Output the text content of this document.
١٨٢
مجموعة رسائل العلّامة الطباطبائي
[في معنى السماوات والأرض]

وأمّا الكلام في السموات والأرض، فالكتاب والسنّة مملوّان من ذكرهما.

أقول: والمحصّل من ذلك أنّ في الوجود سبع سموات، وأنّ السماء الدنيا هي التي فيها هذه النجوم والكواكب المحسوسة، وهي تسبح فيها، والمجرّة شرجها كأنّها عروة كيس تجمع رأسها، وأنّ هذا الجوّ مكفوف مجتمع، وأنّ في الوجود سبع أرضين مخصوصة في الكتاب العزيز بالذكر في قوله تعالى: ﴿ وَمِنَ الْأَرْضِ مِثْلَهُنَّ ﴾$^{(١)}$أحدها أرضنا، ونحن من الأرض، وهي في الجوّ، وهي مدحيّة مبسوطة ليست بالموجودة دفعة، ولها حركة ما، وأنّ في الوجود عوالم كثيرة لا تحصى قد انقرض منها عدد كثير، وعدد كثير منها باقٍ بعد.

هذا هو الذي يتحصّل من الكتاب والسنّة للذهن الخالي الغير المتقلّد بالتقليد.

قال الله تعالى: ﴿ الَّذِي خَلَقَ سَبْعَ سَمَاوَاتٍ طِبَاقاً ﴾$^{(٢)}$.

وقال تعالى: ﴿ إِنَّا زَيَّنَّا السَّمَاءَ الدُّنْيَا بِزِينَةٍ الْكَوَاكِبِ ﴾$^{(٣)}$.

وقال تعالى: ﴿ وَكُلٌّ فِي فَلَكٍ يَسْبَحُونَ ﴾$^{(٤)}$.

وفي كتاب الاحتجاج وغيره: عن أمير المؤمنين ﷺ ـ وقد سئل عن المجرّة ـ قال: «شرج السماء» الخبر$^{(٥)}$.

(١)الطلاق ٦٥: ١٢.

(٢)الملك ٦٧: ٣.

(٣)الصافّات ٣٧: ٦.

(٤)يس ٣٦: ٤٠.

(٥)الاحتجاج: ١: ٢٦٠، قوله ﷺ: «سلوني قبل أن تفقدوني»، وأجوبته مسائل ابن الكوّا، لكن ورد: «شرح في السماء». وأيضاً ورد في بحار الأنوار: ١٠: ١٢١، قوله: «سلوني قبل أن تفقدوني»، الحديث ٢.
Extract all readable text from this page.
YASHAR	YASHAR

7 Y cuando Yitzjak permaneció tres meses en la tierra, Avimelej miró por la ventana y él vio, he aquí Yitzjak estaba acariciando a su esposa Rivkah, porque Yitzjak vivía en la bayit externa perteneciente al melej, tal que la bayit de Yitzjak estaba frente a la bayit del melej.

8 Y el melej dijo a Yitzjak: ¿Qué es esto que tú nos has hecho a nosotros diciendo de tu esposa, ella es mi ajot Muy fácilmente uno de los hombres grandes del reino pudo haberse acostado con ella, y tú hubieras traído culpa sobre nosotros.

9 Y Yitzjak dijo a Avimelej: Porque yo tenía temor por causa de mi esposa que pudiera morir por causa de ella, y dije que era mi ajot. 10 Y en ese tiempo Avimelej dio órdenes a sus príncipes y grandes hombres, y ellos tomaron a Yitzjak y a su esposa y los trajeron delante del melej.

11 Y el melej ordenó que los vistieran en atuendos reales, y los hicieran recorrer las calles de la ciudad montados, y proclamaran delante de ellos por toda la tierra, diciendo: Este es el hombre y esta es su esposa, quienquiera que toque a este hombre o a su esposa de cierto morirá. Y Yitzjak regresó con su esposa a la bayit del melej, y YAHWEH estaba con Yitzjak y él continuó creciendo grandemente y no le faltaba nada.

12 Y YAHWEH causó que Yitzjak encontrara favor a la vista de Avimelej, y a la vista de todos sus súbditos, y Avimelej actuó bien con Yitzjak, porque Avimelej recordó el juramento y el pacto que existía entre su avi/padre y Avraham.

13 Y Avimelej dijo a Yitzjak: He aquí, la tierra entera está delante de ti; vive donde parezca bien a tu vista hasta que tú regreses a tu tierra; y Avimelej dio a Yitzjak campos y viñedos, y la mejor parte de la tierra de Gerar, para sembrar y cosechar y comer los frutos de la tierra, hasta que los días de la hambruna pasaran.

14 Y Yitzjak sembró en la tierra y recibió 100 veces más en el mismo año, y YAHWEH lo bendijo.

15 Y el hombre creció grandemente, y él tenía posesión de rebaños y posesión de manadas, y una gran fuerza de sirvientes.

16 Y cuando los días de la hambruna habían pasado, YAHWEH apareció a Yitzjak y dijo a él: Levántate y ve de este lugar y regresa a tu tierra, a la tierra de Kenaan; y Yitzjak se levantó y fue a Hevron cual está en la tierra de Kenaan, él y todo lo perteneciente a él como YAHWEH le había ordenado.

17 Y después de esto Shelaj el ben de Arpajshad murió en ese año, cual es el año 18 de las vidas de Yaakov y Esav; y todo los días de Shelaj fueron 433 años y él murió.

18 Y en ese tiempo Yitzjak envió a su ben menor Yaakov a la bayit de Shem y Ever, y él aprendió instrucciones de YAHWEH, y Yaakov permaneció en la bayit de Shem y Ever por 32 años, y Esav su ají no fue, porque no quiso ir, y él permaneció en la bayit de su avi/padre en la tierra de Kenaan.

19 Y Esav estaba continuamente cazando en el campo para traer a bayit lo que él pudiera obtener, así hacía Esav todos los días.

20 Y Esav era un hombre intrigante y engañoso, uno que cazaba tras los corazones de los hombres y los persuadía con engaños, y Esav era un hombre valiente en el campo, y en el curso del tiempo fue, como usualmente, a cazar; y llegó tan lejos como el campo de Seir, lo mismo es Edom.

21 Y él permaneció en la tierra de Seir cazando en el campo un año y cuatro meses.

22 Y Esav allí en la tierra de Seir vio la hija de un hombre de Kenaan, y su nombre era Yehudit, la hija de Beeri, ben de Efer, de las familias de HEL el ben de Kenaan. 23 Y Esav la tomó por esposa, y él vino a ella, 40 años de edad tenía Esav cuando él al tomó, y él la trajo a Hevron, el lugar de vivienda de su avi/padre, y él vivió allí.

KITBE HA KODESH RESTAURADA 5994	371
============
Set task = Every line above that contains the word "وقال" should be reported.

The response =
وقال تعالى: ﴿ إِنَّا زَيَّنَّا السَّمَاءَ الدُّنْيَا بِزِينَةٍ الْكَوَاكِبِ ﴾$^{(٣)}$.
وقال تعالى: ﴿ وَكُلٌّ فِي فَلَكٍ يَسْبَحُونَ ﴾$^{(٤)}$.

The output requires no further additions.